__AIM__.
Copy out each line of the data that holds the word "reports".

__SUPPLIED MATERIAL__.
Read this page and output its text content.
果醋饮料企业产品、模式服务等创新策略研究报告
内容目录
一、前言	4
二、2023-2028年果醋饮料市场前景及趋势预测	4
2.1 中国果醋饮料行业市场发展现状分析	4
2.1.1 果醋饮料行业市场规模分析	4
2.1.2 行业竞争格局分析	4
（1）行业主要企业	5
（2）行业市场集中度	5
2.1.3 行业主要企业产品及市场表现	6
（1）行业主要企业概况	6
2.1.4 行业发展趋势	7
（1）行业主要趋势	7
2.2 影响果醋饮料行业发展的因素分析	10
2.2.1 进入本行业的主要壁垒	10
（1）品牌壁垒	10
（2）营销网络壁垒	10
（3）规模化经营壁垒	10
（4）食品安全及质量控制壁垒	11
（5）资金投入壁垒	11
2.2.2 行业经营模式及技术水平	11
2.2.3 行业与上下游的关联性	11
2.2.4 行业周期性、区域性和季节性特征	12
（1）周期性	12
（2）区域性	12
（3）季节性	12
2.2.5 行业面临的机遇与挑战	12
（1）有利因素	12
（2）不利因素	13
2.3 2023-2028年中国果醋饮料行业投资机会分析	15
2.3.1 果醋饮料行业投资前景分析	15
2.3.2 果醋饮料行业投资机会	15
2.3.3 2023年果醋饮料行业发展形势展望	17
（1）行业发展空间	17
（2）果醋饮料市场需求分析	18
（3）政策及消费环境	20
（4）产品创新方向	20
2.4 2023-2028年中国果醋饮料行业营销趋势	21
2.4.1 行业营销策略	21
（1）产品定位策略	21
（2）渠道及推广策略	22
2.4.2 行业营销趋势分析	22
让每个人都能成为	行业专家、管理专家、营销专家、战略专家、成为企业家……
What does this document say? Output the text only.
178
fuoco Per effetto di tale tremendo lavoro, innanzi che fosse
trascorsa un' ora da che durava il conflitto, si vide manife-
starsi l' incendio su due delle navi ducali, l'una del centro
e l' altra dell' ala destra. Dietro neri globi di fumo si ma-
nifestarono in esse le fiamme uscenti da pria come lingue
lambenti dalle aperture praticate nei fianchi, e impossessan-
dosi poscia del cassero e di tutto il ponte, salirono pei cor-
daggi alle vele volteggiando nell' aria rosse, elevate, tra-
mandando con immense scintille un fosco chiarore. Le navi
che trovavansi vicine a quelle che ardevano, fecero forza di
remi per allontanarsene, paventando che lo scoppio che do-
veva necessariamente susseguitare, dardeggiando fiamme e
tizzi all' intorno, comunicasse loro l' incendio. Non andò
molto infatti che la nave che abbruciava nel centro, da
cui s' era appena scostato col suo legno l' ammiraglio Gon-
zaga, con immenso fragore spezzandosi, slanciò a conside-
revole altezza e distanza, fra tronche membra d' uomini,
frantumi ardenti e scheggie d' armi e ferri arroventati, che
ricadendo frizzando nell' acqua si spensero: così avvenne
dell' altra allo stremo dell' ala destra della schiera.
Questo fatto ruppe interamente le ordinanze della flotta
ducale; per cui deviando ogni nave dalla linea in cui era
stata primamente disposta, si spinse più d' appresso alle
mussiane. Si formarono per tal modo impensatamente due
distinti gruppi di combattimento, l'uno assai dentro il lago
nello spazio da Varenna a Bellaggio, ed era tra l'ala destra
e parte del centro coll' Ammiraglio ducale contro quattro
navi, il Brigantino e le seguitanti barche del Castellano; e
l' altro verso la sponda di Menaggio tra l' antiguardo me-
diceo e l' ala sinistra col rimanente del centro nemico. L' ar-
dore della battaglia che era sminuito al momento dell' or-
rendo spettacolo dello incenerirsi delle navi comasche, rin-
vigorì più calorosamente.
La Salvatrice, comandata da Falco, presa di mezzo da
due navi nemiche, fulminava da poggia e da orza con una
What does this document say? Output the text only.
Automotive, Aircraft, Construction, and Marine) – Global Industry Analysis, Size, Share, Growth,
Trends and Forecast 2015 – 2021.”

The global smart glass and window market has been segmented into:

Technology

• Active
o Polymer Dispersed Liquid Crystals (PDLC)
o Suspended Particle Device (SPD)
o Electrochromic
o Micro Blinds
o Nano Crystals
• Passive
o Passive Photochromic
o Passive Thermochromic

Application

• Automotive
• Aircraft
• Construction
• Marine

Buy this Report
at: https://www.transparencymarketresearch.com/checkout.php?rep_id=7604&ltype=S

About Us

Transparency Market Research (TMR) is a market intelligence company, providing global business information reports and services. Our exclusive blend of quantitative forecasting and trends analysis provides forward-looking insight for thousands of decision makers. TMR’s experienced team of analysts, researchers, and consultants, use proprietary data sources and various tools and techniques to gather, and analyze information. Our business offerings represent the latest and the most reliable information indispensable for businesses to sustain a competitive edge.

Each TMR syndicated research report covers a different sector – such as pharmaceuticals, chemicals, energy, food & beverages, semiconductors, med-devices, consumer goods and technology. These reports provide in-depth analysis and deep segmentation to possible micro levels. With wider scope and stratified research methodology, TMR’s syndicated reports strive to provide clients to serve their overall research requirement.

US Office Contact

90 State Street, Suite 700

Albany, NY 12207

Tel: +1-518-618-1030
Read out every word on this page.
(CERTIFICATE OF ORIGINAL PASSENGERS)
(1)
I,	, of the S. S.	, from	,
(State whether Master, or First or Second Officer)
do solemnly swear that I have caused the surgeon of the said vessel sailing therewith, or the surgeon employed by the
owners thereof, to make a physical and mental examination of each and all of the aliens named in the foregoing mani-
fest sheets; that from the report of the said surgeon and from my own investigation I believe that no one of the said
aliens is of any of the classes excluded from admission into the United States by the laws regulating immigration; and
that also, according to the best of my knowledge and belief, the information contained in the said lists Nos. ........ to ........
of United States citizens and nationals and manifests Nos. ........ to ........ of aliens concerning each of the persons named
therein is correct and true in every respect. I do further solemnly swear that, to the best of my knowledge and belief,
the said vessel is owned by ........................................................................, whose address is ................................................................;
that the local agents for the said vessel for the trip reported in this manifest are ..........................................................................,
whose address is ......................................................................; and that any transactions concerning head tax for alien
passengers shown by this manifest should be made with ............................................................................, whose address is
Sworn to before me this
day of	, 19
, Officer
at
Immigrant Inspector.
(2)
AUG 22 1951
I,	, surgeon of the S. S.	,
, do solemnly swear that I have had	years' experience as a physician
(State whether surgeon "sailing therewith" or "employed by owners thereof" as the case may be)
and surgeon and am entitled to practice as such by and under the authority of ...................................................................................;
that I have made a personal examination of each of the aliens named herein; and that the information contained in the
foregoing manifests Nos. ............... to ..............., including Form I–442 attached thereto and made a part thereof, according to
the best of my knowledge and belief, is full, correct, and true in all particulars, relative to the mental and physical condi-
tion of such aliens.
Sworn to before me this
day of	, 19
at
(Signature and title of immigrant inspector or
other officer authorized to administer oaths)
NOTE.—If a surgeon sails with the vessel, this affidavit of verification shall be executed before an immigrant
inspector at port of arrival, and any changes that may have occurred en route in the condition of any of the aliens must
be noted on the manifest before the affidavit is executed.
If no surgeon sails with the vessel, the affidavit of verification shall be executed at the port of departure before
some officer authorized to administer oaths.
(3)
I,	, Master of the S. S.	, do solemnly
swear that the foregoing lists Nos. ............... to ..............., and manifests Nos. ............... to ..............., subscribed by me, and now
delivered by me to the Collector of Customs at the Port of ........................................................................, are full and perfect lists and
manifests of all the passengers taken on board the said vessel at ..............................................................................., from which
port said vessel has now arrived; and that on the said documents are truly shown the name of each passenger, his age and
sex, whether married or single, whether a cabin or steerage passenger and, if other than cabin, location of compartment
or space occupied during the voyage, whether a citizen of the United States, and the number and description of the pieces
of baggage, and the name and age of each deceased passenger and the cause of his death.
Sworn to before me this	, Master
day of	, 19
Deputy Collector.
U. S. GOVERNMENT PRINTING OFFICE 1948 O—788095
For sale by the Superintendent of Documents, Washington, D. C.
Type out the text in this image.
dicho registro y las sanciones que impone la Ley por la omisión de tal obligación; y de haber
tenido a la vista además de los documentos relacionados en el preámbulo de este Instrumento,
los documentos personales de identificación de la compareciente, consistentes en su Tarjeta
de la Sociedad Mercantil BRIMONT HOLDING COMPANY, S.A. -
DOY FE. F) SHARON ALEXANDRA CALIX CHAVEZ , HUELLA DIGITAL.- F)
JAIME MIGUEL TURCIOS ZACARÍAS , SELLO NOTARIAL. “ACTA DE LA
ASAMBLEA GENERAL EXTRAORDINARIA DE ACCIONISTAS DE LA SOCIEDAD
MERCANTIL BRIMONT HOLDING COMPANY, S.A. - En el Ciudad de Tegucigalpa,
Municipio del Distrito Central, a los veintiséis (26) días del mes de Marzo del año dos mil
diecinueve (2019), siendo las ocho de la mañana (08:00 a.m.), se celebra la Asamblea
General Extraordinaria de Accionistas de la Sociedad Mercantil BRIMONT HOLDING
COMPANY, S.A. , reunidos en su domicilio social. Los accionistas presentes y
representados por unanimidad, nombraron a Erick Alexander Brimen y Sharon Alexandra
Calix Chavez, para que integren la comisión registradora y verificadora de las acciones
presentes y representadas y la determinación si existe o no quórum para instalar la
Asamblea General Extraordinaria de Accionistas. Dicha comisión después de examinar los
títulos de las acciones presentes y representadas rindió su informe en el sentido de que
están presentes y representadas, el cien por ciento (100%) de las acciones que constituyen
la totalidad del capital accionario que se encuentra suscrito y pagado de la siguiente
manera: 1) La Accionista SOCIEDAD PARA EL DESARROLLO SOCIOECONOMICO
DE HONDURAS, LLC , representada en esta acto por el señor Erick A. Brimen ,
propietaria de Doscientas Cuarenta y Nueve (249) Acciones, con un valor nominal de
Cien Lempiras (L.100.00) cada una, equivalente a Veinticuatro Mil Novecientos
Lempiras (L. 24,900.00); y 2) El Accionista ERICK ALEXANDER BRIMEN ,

__THE RESULT__.
Transparency Market Research (TMR) is a market intelligence company, providing global business information reports and services. Our exclusive blend of quantitative forecasting and trends analysis provides forward-looking insight for thousands of decision makers. TMR’s experienced team of analysts, researchers, and consultants, use proprietary data sources and various tools and techniques to gather, and analyze information. Our business offerings represent the latest and the most reliable information indispensable for businesses to sustain a competitive edge.
Each TMR syndicated research report covers a different sector – such as pharmaceuticals, chemicals, energy, food & beverages, semiconductors, med-devices, consumer goods and technology. These reports provide in-depth analysis and deep segmentation to possible micro levels. With wider scope and stratified research methodology, TMR’s syndicated reports strive to provide clients to serve their overall research requirement.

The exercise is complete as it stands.